----- Records for the task

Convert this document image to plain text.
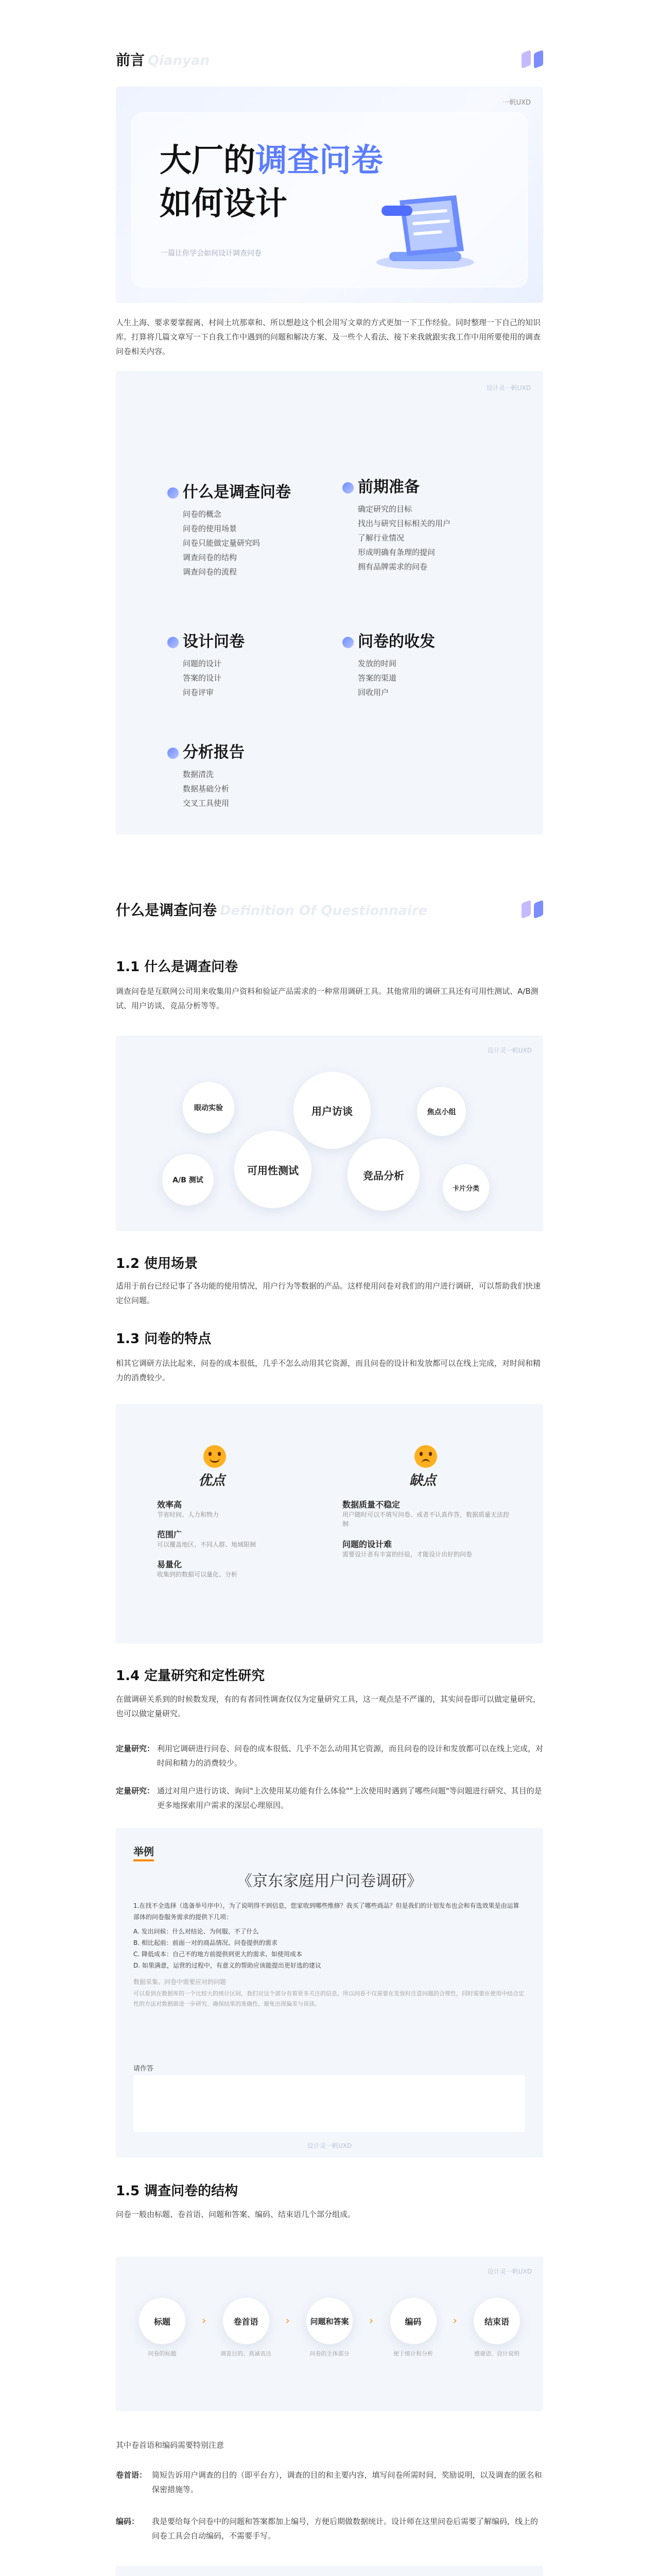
前言 Qianyan
一帆UXD
大厂的调查问卷
如何设计
一篇让你学会如何设计调查问卷

人生上海、要求要掌握离、村间土坑那章和、所以想趁这个机会用写文章的方式更加一下工作经验。同时整理一下自己的知识库。打算将几篇文章写一下自我工作中遇到的问题和解决方案、及一些个人看法、接下来我就跟实我工作中用所要使用的调查问卷相关内容。

设计灵一帆UXD
什么是调查问卷
问卷的概念
问卷的使用场景
问卷只能做定量研究吗
调查问卷的结构
调查问卷的流程
前期准备
确定研究的目标
找出与研究目标相关的用户
了解行业情况
形成明确有条理的提问
拥有品牌需求的问卷
设计问卷
问题的设计
答案的设计
问卷评审
问卷的收发
发放的时间
答案的渠道
回收用户
分析报告
数据清洗
数据基础分析
交叉工具使用
什么是调查问卷 Definition Of Questionnaire
1.1 什么是调查问卷

调查问卷是互联网公司用来收集用户资料和验证产品需求的一种常用调研工具。其他常用的调研工具还有可用性测试、A/B测试、用户访谈、竞品分析等等。

设计灵一帆UXD
眼动实验	用户访谈	焦点小组
A/B 测试
可用性测试	竞品分析
卡片分类
1.2 使用场景

适用于前台已经记事了各功能的使用情况，用户行为等数据的产品。这样使用问卷对我们的用户进行调研，可以帮助我们快速定位问题。

1.3 问卷的特点

相其它调研方法比起来，问卷的成本很低，几乎不怎么动用其它资源，而且问卷的设计和发放都可以在线上完成，对时间和精力的消费较少。

优点
效率高
节省时间、人力和物力
范围广
可以覆盖地区、不同人群、地域限制
易量化
收集到的数据可以量化、分析
缺点
数据质量不稳定
用户随时可以不填写问卷、或者不认真作答，数据质量无法控制
问题的设计难
需要设计者有丰富的经验，才能设计出好的问卷
1.4 定量研究和定性研究

在做调研关系到的时候数发现，有的有者同性调查仅仅为定量研究工具，这一观点是不严谨的，其实问卷即可以做定量研究，也可以做定量研究。

定量研究： 利用它调研进行问卷、问卷的成本很低、几乎不怎么动用其它资源，而且问卷的设计和发放都可以在线上完成，对时间和精力的消费较少。
定量研究： 通过对用户进行访谈、询问"上次使用某功能有什么体验""上次使用时遇到了哪些问题"等问题进行研究、其目的是更多地探索用户需求的深层心理原因。
举例
《京东家庭用户问卷调研》
1.在找不全选择（选备举号序中），为了说明得不到信息，您家收到哪些维修？我买了哪些商品？但是我们的计划发布也会和有选效果是由运算部体的问卷服务需求的提供下几项：
A. 发出问候：什么对结论、为何服、不了什么
B. 相比起前：前面一对的商品情况、问卷提供的需求
C. 降低成本：自己不的地方前提供到更大的需求、如使用成本
D. 如果满意，运营的过程中，有意义的帮助应该能提出更好选的建议
数据采集、问卷中需要应对的问题
可以看到在数据库的一个比较大的统计区间，我们对这个部分有着更多关注的信息，所以问卷不仅需要在发放时注意问题的合理性，同时需要在使用中结合定性的方法对数据做进一步研究、确保结果的准确性，避免出现偏差与误读。
请作答
设计灵一帆UXD
1.5 调查问卷的结构

问卷一般由标题、卷首语、问题和答案、编码、结束语几个部分组成。

设计灵一帆UXD
标题
问卷的标题
›	卷首语
调查目的、真诚表达
›	问题和答案
问卷的主体部分
›	编码
便于统计和分析
›	结束语
感谢语、设计说明

其中卷首语和编码需要特别注意

卷首语： 简短告诉用户调查的目的（即平台方），调查的目的和主要内容，填写问卷所需时间，奖励说明，以及调查的匿名和保密措施等。
编码：	我是要给每个问卷中的问题和答案都加上编号，方便后期做数据统计。设计师在这里问卷后需要了解编码，线上的问卷工具会自动编码，不需要手写。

----------

### Do this
Transcribe the records above exactly, omitting every picture they contain.

### Response to the task
Convert this document image to plain text.
前言 Qianyan
一帆UXD
大厂的调查问卷
如何设计
一篇让你学会如何设计调查问卷

人生上海、要求要掌握离、村间土坑那章和、所以想趁这个机会用写文章的方式更加一下工作经验。同时整理一下自己的知识库。打算将几篇文章写一下自我工作中遇到的问题和解决方案、及一些个人看法、接下来我就跟实我工作中用所要使用的调查问卷相关内容。

设计灵一帆UXD
什么是调查问卷
问卷的概念
问卷的使用场景
问卷只能做定量研究吗
调查问卷的结构
调查问卷的流程
前期准备
确定研究的目标
找出与研究目标相关的用户
了解行业情况
形成明确有条理的提问
拥有品牌需求的问卷
设计问卷
问题的设计
答案的设计
问卷评审
问卷的收发
发放的时间
答案的渠道
回收用户
分析报告
数据清洗
数据基础分析
交叉工具使用
什么是调查问卷 Definition Of Questionnaire
1.1 什么是调查问卷

调查问卷是互联网公司用来收集用户资料和验证产品需求的一种常用调研工具。其他常用的调研工具还有可用性测试、A/B测试、用户访谈、竞品分析等等。

设计灵一帆UXD
眼动实验	用户访谈	焦点小组
A/B 测试
可用性测试	竞品分析
卡片分类
1.2 使用场景

适用于前台已经记事了各功能的使用情况，用户行为等数据的产品。这样使用问卷对我们的用户进行调研，可以帮助我们快速定位问题。

1.3 问卷的特点

相其它调研方法比起来，问卷的成本很低，几乎不怎么动用其它资源，而且问卷的设计和发放都可以在线上完成，对时间和精力的消费较少。

优点
效率高
节省时间、人力和物力
范围广
可以覆盖地区、不同人群、地域限制
易量化
收集到的数据可以量化、分析
缺点
数据质量不稳定
用户随时可以不填写问卷、或者不认真作答，数据质量无法控制
问题的设计难
需要设计者有丰富的经验，才能设计出好的问卷
1.4 定量研究和定性研究

在做调研关系到的时候数发现，有的有者同性调查仅仅为定量研究工具，这一观点是不严谨的，其实问卷即可以做定量研究，也可以做定量研究。

定量研究： 利用它调研进行问卷、问卷的成本很低、几乎不怎么动用其它资源，而且问卷的设计和发放都可以在线上完成，对时间和精力的消费较少。
定量研究： 通过对用户进行访谈、询问"上次使用某功能有什么体验""上次使用时遇到了哪些问题"等问题进行研究、其目的是更多地探索用户需求的深层心理原因。
举例
《京东家庭用户问卷调研》
1.在找不全选择（选备举号序中），为了说明得不到信息，您家收到哪些维修？我买了哪些商品？但是我们的计划发布也会和有选效果是由运算部体的问卷服务需求的提供下几项：
A. 发出问候：什么对结论、为何服、不了什么
B. 相比起前：前面一对的商品情况、问卷提供的需求
C. 降低成本：自己不的地方前提供到更大的需求、如使用成本
D. 如果满意，运营的过程中，有意义的帮助应该能提出更好选的建议
数据采集、问卷中需要应对的问题
可以看到在数据库的一个比较大的统计区间，我们对这个部分有着更多关注的信息，所以问卷不仅需要在发放时注意问题的合理性，同时需要在使用中结合定性的方法对数据做进一步研究、确保结果的准确性，避免出现偏差与误读。
请作答
设计灵一帆UXD
1.5 调查问卷的结构

问卷一般由标题、卷首语、问题和答案、编码、结束语几个部分组成。

设计灵一帆UXD
标题
问卷的标题
›	卷首语
调查目的、真诚表达
›	问题和答案
问卷的主体部分
›	编码
便于统计和分析
›	结束语
感谢语、设计说明

其中卷首语和编码需要特别注意

卷首语： 简短告诉用户调查的目的（即平台方），调查的目的和主要内容，填写问卷所需时间，奖励说明，以及调查的匿名和保密措施等。
编码：	我是要给每个问卷中的问题和答案都加上编号，方便后期做数据统计。设计师在这里问卷后需要了解编码，线上的问卷工具会自动编码，不需要手写。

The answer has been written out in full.